■ **Document text**:
This is definitely not the most destructive holiday in Queens. You can't imagine the barrage of eggs that pelts the bus from every street corner on Halloween. I think it is all of the snowballs that hit the bus after the first snow that finally cleans off the residual goo.

My position is hardly holier than thou. As a boy growing up in Mississippi it seemed a state mandated right to not only own but use the largest cache of pyrotechnic materials your family could reasonably afford. I wouldn't be surprised if there had been a state supported grant system to maintain a "respectable" level of blast and flash for all citizens. And let me tell you it sure was fun blowing stuff up.

With names like Black Cat, Jumping Jack, Cosmic Explorer, Snapdragon, Ring-of-Fire, Wild West, Screamer and the ever popular Big Bang it's no wonder pubescent boys wouldn't line up for them. A month before the Fourth of July and New Years Eve the ramshackle shacks would hook up the Christmas lights and fling open their doors. As the nights before the holiday dwindled, the number of cars in the dirt parking lot would grow.

■ **Data excerpts**:
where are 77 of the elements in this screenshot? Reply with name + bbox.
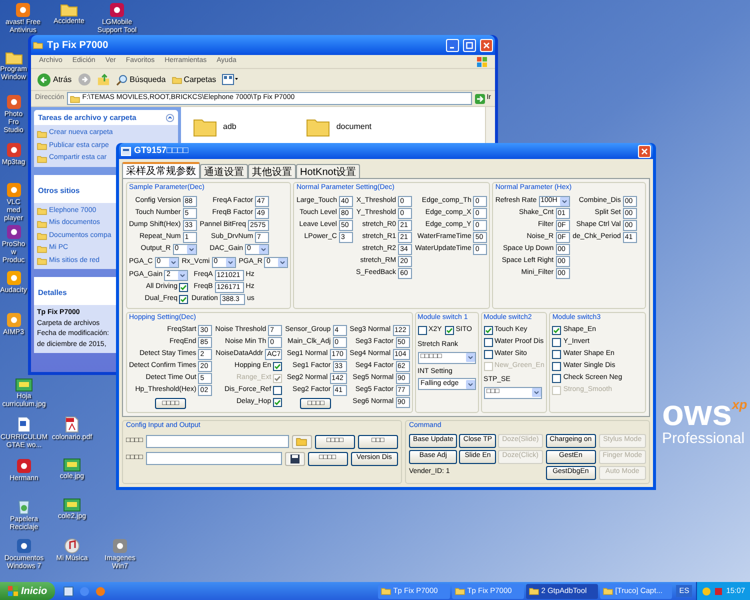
minimize-button[interactable] [446,38,459,52]
file-name[interactable]: document [336,121,372,133]
folder-icon [381,587,392,595]
logo-text: ows [662,395,732,431]
window-title: Tp Fix P7000 [47,38,110,52]
maximize-button[interactable] [463,38,476,52]
icon-button[interactable] [284,452,305,466]
image-file-icon [63,458,81,472]
folder-icon [296,437,308,446]
folder-icon [603,587,614,595]
collapse-icon [166,114,174,122]
checkbox[interactable] [484,338,493,347]
checkbox[interactable] [444,326,454,335]
tab[interactable]: 其他设置 [248,164,296,178]
logo-mark: xp [732,396,748,414]
maximize-icon [466,42,473,48]
go-arrow-icon [474,94,485,104]
tab[interactable]: 通道设置 [200,164,248,178]
caret-icon [278,258,288,266]
checkbox[interactable] [552,362,562,371]
caret-icon [560,196,569,206]
file-name[interactable]: adb [223,121,236,133]
folder-icon [193,117,217,137]
checkbox[interactable] [273,398,282,407]
caret-icon [259,244,268,254]
recycle-bin-icon [17,498,31,515]
caret-icon [466,353,475,362]
checkbox[interactable] [179,282,188,292]
views-icon [222,74,238,85]
folder-icon [306,117,330,137]
window-title: GT9157□□□□ [134,144,190,158]
search-button[interactable]: Búsqueda [116,74,166,86]
caret-icon [186,244,196,254]
windows-flag-icon [8,586,18,596]
close-icon [483,42,490,48]
folder-icon [172,76,182,84]
tab[interactable]: HotKnot设置 [296,164,360,178]
up-folder-icon [96,73,110,86]
close-button[interactable] [638,144,651,158]
input-field[interactable] [146,452,282,465]
caret-icon [168,258,178,266]
folder-icon [4,50,22,65]
folder-icon [33,41,43,49]
checkbox[interactable] [273,362,282,371]
checkbox[interactable] [179,294,188,304]
search-icon [116,74,128,86]
folder-icon [60,2,78,17]
checkbox[interactable] [552,338,562,347]
image-file-icon [15,378,33,392]
close-icon [641,148,648,154]
checkbox[interactable] [484,350,493,359]
quick-launch-icon[interactable] [63,586,74,596]
input-field[interactable] [146,435,289,448]
pdf-file-icon [65,416,79,433]
logo-edition: Professional [662,431,745,446]
folders-button[interactable]: Carpetas [172,74,216,86]
windows-flag-icon [477,56,487,66]
close-button[interactable] [480,38,493,52]
document-icon [17,416,31,433]
image-file-icon [63,498,81,512]
caret-icon [466,380,475,388]
checkbox[interactable] [552,326,562,335]
back-button[interactable]: Atrás [37,72,72,86]
tab[interactable]: 采样及常规参数 [122,162,200,178]
checkbox[interactable] [552,350,562,359]
caret-icon [226,258,235,266]
folder-icon [70,94,80,102]
checkbox[interactable] [273,386,282,395]
checkbox[interactable] [484,326,493,335]
checkbox[interactable] [552,374,562,383]
folder-icon [455,587,466,595]
caret-icon [532,388,541,397]
music-icon [64,538,80,554]
app-icon [121,146,131,156]
caret-icon [178,270,188,280]
checkbox[interactable] [418,326,427,335]
folder-icon [529,587,540,595]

■ **Tasks**:
1 - Summarize the fireworks passage in two sentences.
2 - For each statement, indicate whether it agrees with the fireworks passage, answering yes or no and quoting the deciding words. (a) The fireworks shacks opened a month before the Fourth of July and New Year's Eve. (b) The writer grew up in Queens. (c) Fewer cars came to the parking lot as the holiday drew near.
3 - Resume the fireworks passage, picking up after its final sentence.
The data above is material separate from the fireworks passage.

■ **Task answers**:
1 - In Queens, eggs pelt the bus from every street corner on Halloween, and the snowballs after the first snow finally clean off the leftover goo. Growing up in Mississippi, the writer felt it was practically a right to own and use as many fireworks as a family could afford, and recalls roadside shacks opening a month before the Fourth of July and New Year's Eve, with more cars filling their dirt lots as the holiday approached.

2 -
(a) Yes: "A month before the Fourth of July and New Years Eve the ramshackle shacks would hook up the Christmas lights and fling open their doors."
(b) No: "As a boy growing up in Mississippi"
(c) No: "As the nights before the holiday dwindled, the number of cars in the dirt parking lot would grow."

3 -
Once at the counter, there was a clear hierarchy of enticement. Closest to the buyer were all the kindergarten poppers, sparklers and other incendiary devices that could only be cool if set off in a mass larger than 100. Under the counter was where they kept the really big quantities (a gross or more) of bottle rockets and fire crackers plus the hefty M-100's. But the back wall, oh the back wall, housed the "professional" caliber shells that were according to the salesman "probably illegal in every state."

Our budget only allowed for at most three of the "professional" fireworks in addition to a veritable arsenal of the smaller crackers. Minutes of careful thought and strategy went into the decision of which to buy. And the risk couldn't be higher since each year the big shells always failed to produce a bang or light show even remotely as glorious as a professional shell. But maybe, just maybe this year it would be different.

After blowing up $50 or so of the lesser fireworks, a reverent quiet would drop over the neighborhood as my father moved forward with one of our 18 inch tall mortars. A safety perimeter was ensured and carefully with a punk the fuse was lit and boy did my Dad get away. In what seemed like a hour (actually 20 seconds) sparks would star fountaining out of the top of the cylinder. And in a mildly ear-aching boom a projectile would be blown into the air. Finally, a daisy shaped fireball 50 feet across would poof in the sky. And that was it!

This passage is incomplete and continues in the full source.